- Short task:
Find how many lines in the material contain "TIRAMISÙ"; your answer should be that number alone.

- Provided data:
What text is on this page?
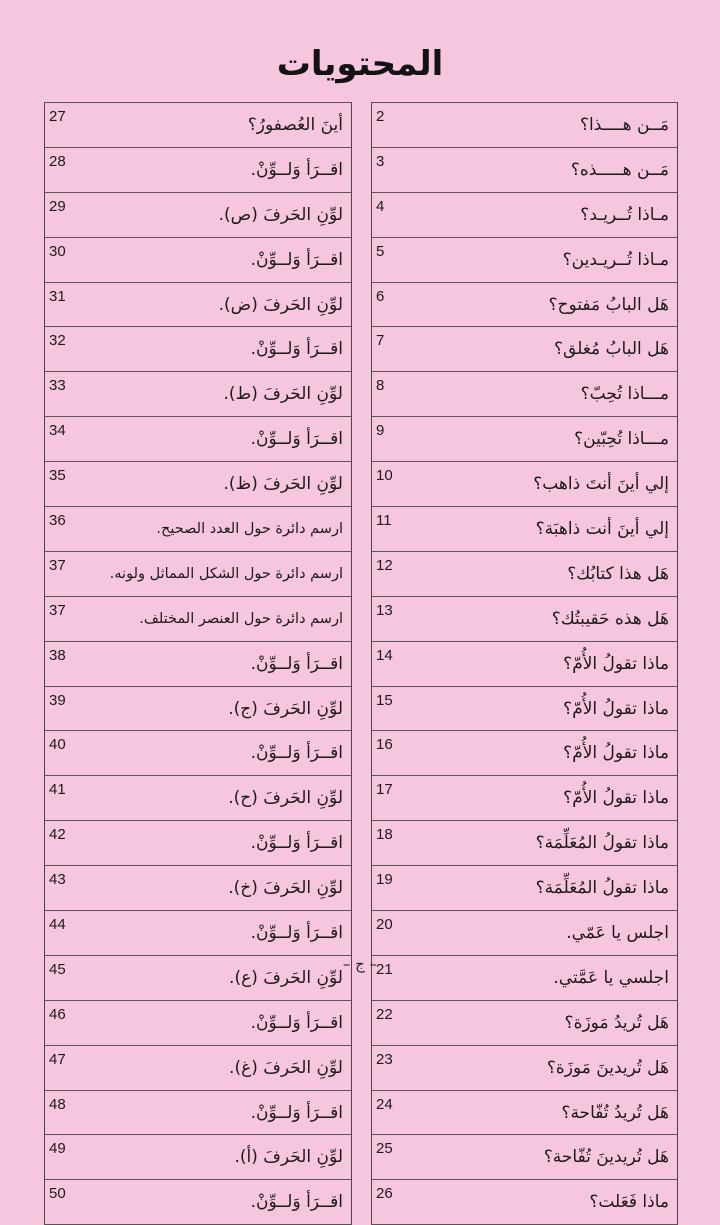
المحتويات
27	أينَ العُصفورُ؟
28	اقــرَأ وَلــوِّنْ.
29	لوِّنِ الحَرفَ (ص).
30	اقــرَأ وَلــوِّنْ.
31	لوِّنِ الحَرفَ (ض).
32	اقــرَأ وَلــوِّنْ.
33	لوِّنِ الحَرفَ (ط).
34	اقــرَأ وَلــوِّنْ.
35	لوِّنِ الحَرفَ (ظ).
36	ارسم دائرة حول العدد الصحيح.
37	ارسم دائرة حول الشكل المماثل ولونه.
37	ارسم دائرة حول العنصر المختلف.
38	اقــرَأ وَلــوِّنْ.
39	لوِّنِ الحَرفَ (ج).
40	اقــرَأ وَلــوِّنْ.
41	لوِّنِ الحَرفَ (ح).
42	اقــرَأ وَلــوِّنْ.
43	لوِّنِ الحَرفَ (خ).
44	اقــرَأ وَلــوِّنْ.
45	لوِّنِ الحَرفَ (ع).
46	اقــرَأ وَلــوِّنْ.
47	لوِّنِ الحَرفَ (غ).
48	اقــرَأ وَلــوِّنْ.
49	لوِّنِ الحَرفَ (أ).
50	اقــرَأ وَلــوِّنْ.
2	مَــن هــــذا؟
3	مَــن هـــــذه؟
4	مـاذا تُــريـد؟
5	مـاذا تُــريـدين؟
6	هَل البابُ مَفتوح؟
7	هَل البابُ مُغلق؟
8	مـــاذا تُحِبّ؟
9	مـــاذا تُحِبّين؟
10	إلي أينَ أنتَ ذاهب؟
11	إلي أينَ أنت ذاهبَة؟
12	هَل هذا كتابُك؟
13	هَل هذه حَقيبتُك؟
14	ماذا تقولُ الأُمّ؟
15	ماذا تقولُ الأُمّ؟
16	ماذا تقولُ الأُمّ؟
17	ماذا تقولُ الأُمّ؟
18	ماذا تقولُ المُعَلِّمَة؟
19	ماذا تقولُ المُعَلِّمَة؟
20	اجلس يا عَمّي.
21	اجلسي يا عَمَّتي.
22	هَل تُريدُ مَوزَة؟
23	هَل تُريدينَ مَوزَة؟
24	هَل تُريدُ تُفّاحة؟
25	هَل تُريدينَ تُفّاحة؟
26	ماذا فَعَلت؟
– ج –
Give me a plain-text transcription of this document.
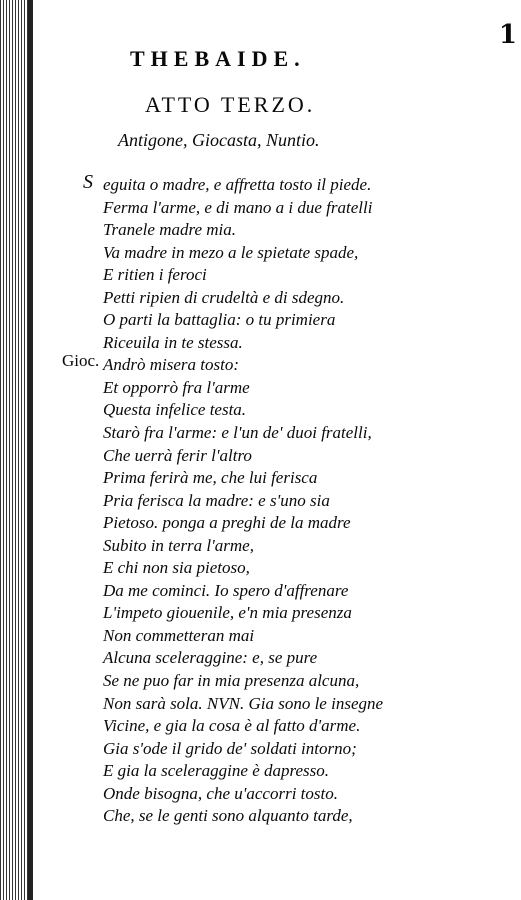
1
THEBAIDE.
ATTO TERZO.
Antigone, Giocasta, Nuntio.
S
Gioc.
eguita o madre, e affretta tosto il piede.
Ferma l'arme, e di mano a i due fratelli
Tranele madre mia.
Va madre in mezo a le spietate spade,
E ritien i feroci
Petti ripien di crudeltà e di sdegno.
O parti la battaglia: o tu primiera
Riceuila in te stessa.
Andrò misera tosto:
Et opporrò fra l'arme
Questa infelice testa.
Starò fra l'arme: e l'un de' duoi fratelli,
Che uerrà ferir l'altro
Prima ferirà me, che lui ferisca
Pria ferisca la madre: e s'uno sia
Pietoso. ponga a preghi de la madre
Subito in terra l'arme,
E chi non sia pietoso,
Da me cominci. Io spero d'affrenare
L'impeto giouenile, e'n mia presenza
Non commetteran mai
Alcuna sceleraggine: e, se pure
Se ne puo far in mia presenza alcuna,
Non sarà sola. NVN. Gia sono le insegne
Vicine, e gia la cosa è al fatto d'arme.
Gia s'ode il grido de' soldati intorno;
E gia la sceleraggine è dapresso.
Onde bisogna, che u'accorri tosto.
Che, se le genti sono alquanto tarde,
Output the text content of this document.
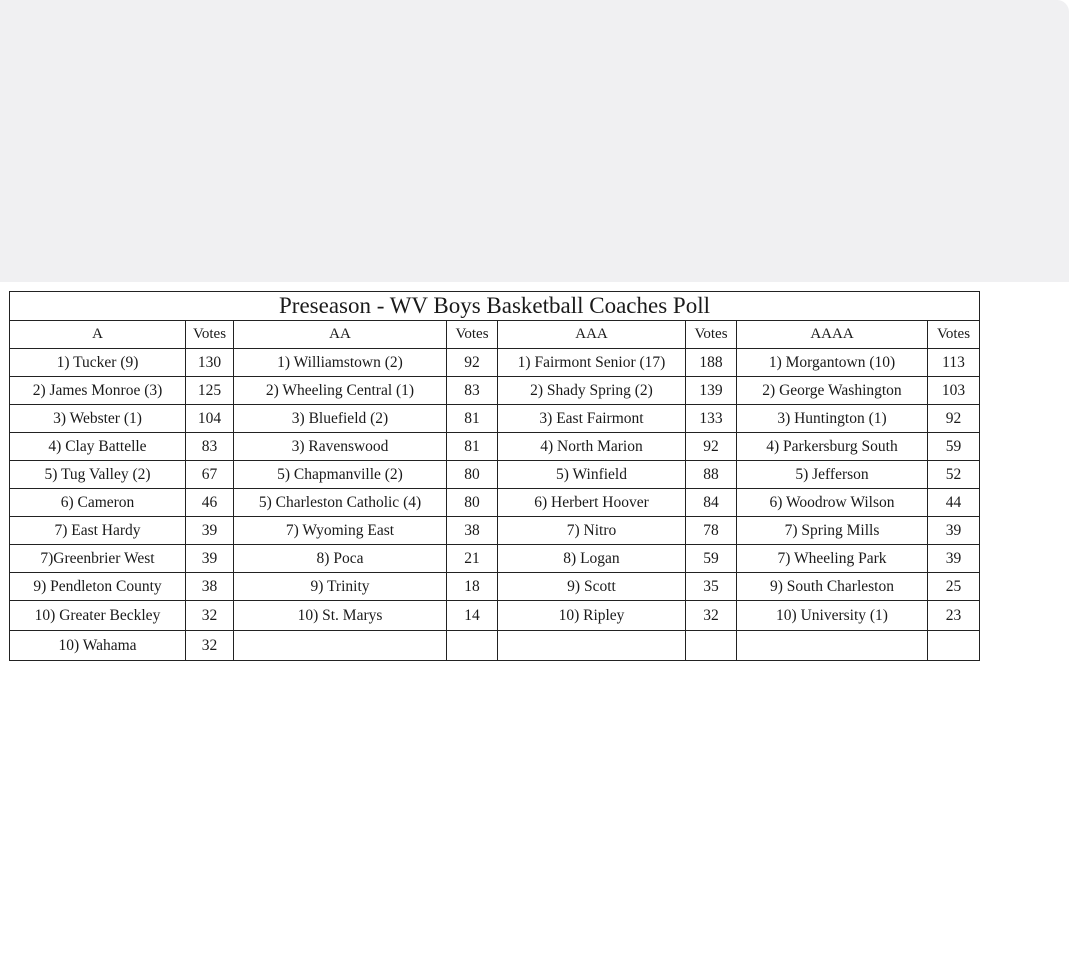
Preseason - WV Boys Basketball Coaches Poll							
A	Votes	AA	Votes	AAA	Votes	AAAA	Votes
1) Tucker (9)	130	1) Williamstown (2)	92	1) Fairmont Senior (17)	188	1) Morgantown (10)	113
2) James Monroe (3)	125	2) Wheeling Central (1)	83	2) Shady Spring (2)	139	2) George Washington	103
3) Webster (1)	104	3) Bluefield (2)	81	3) East Fairmont	133	3) Huntington (1)	92
4) Clay Battelle	83	3) Ravenswood	81	4) North Marion	92	4) Parkersburg South	59
5) Tug Valley (2)	67	5) Chapmanville (2)	80	5) Winfield	88	5) Jefferson	52
6) Cameron	46	5) Charleston Catholic (4)	80	6) Herbert Hoover	84	6) Woodrow Wilson	44
7) East Hardy	39	7) Wyoming East	38	7) Nitro	78	7) Spring Mills	39
7)Greenbrier West	39	8) Poca	21	8) Logan	59	7) Wheeling Park	39
9) Pendleton County	38	9) Trinity	18	9) Scott	35	9) South Charleston	25
10) Greater Beckley	32	10) St. Marys	14	10) Ripley	32	10) University (1)	23
10) Wahama	32						
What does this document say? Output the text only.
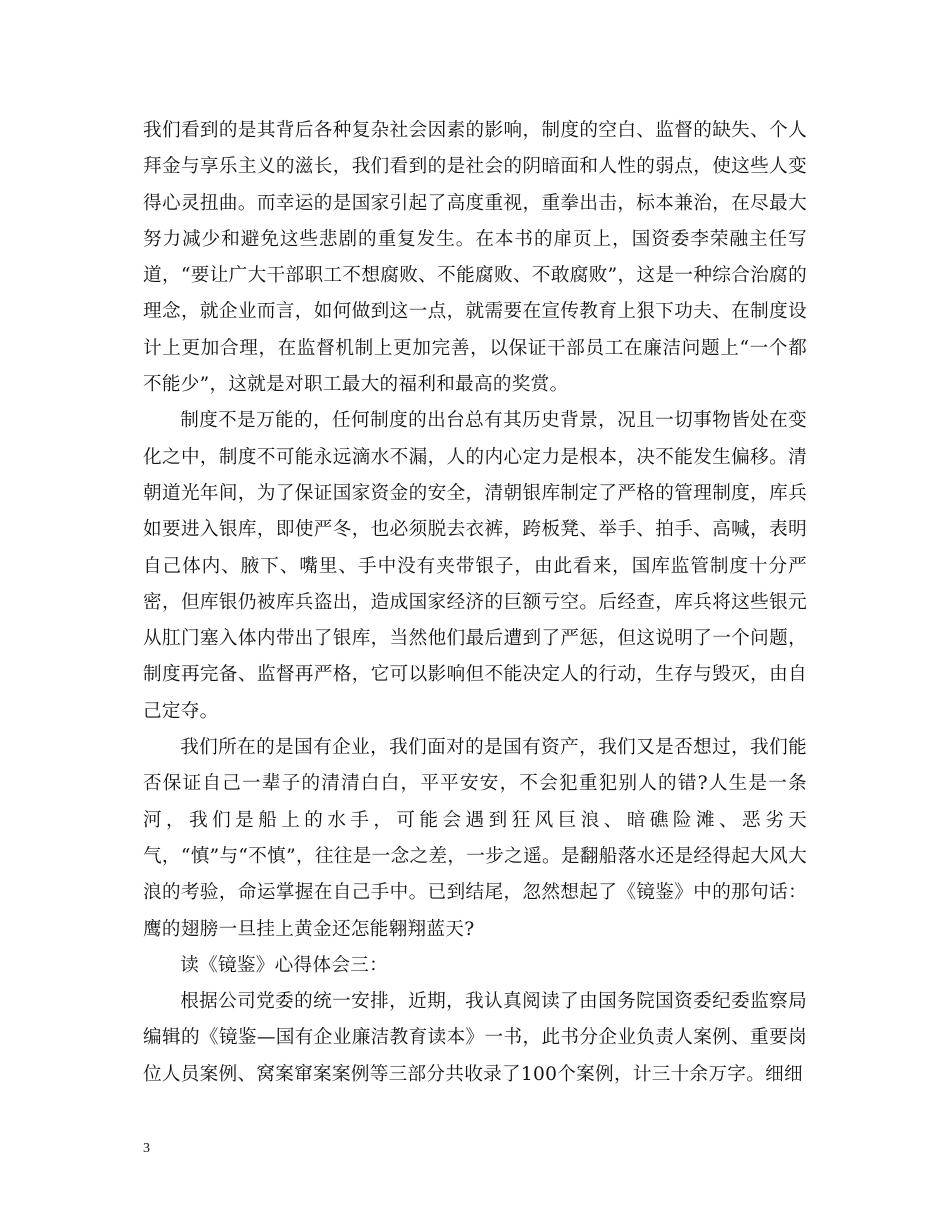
我们看到的是其背后各种复杂社会因素的影响，制度的空白、监督的缺失、个人拜金与享乐主义的滋长，我们看到的是社会的阴暗面和人性的弱点，使这些人变得心灵扭曲。而幸运的是国家引起了高度重视，重拳出击，标本兼治，在尽最大努力减少和避免这些悲剧的重复发生。在本书的扉页上，国资委李荣融主任写道，“要让广大干部职工不想腐败、不能腐败、不敢腐败”，这是一种综合治腐的理念，就企业而言，如何做到这一点，就需要在宣传教育上狠下功夫、在制度设计上更加合理，在监督机制上更加完善，以保证干部员工在廉洁问题上“一个都不能少”，这就是对职工最大的福利和最高的奖赏。

制度不是万能的，任何制度的出台总有其历史背景，况且一切事物皆处在变化之中，制度不可能永远滴水不漏，人的内心定力是根本，决不能发生偏移。清朝道光年间，为了保证国家资金的安全，清朝银库制定了严格的管理制度，库兵如要进入银库，即使严冬，也必须脱去衣裤，跨板凳、举手、拍手、高喊，表明自己体内、腋下、嘴里、手中没有夹带银子，由此看来，国库监管制度十分严密，但库银仍被库兵盗出，造成国家经济的巨额亏空。后经查，库兵将这些银元从肛门塞入体内带出了银库，当然他们最后遭到了严惩，但这说明了一个问题，制度再完备、监督再严格，它可以影响但不能决定人的行动，生存与毁灭，由自己定夺。

我们所在的是国有企业，我们面对的是国有资产，我们又是否想过，我们能否保证自己一辈子的清清白白，平平安安，不会犯重犯别人的错?人生是一条河，我们是船上的水手，可能会遇到狂风巨浪、暗礁险滩、恶劣天气，“慎”与“不慎”，往往是一念之差，一步之遥。是翻船落水还是经得起大风大浪的考验，命运掌握在自己手中。已到结尾，忽然想起了《镜鉴》中的那句话：鹰的翅膀一旦挂上黄金还怎能翱翔蓝天?

读《镜鉴》心得体会三：

根据公司党委的统一安排，近期，我认真阅读了由国务院国资委纪委监察局编辑的《镜鉴—国有企业廉洁教育读本》一书，此书分企业负责人案例、重要岗位人员案例、窝案窜案案例等三部分共收录了100个案例，计三十余万字。细细

3
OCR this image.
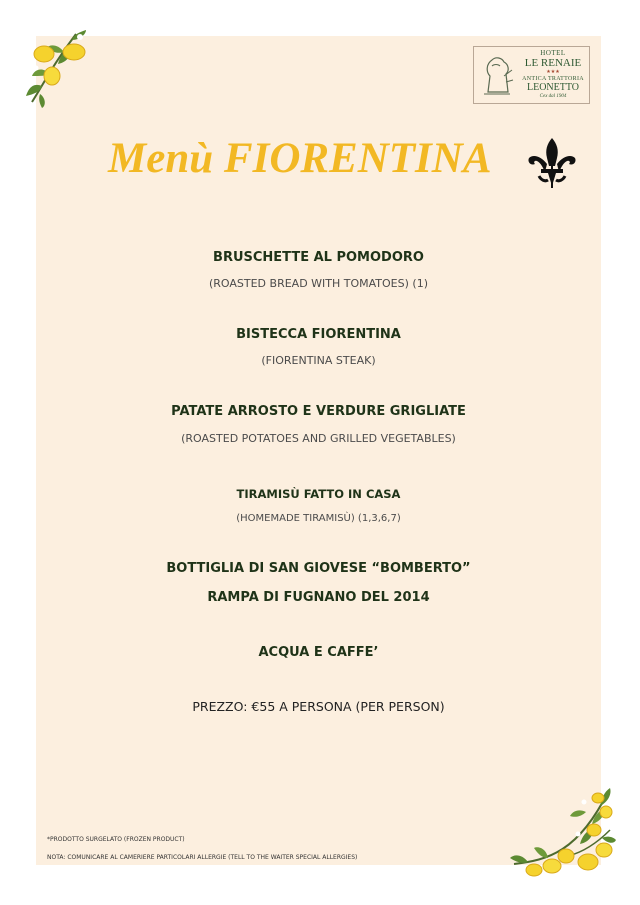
HOTEL
LE RENAIE
★★★
ANTICA TRATTORIA
LEONETTO
Cex dal 1904
Menù FIORENTINA
BRUSCHETTE AL POMODORO
(ROASTED BREAD WITH TOMATOES) (1)
BISTECCA FIORENTINA
(FIORENTINA STEAK)
PATATE ARROSTO E VERDURE GRIGLIATE
(ROASTED POTATOES AND GRILLED VEGETABLES)
TIRAMISÙ FATTO IN CASA
(HOMEMADE TIRAMISÙ) (1,3,6,7)
BOTTIGLIA DI SAN GIOVESE “BOMBERTO”
RAMPA DI FUGNANO DEL 2014
ACQUA E CAFFE’
PREZZO: €55 A PERSONA (PER PERSON)
*PRODOTTO SURGELATO (FROZEN PRODUCT)
NOTA: COMUNICARE AL CAMERIERE PARTICOLARI ALLERGIE (TELL TO THE WAITER SPECIAL ALLERGIES)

- The reply:
2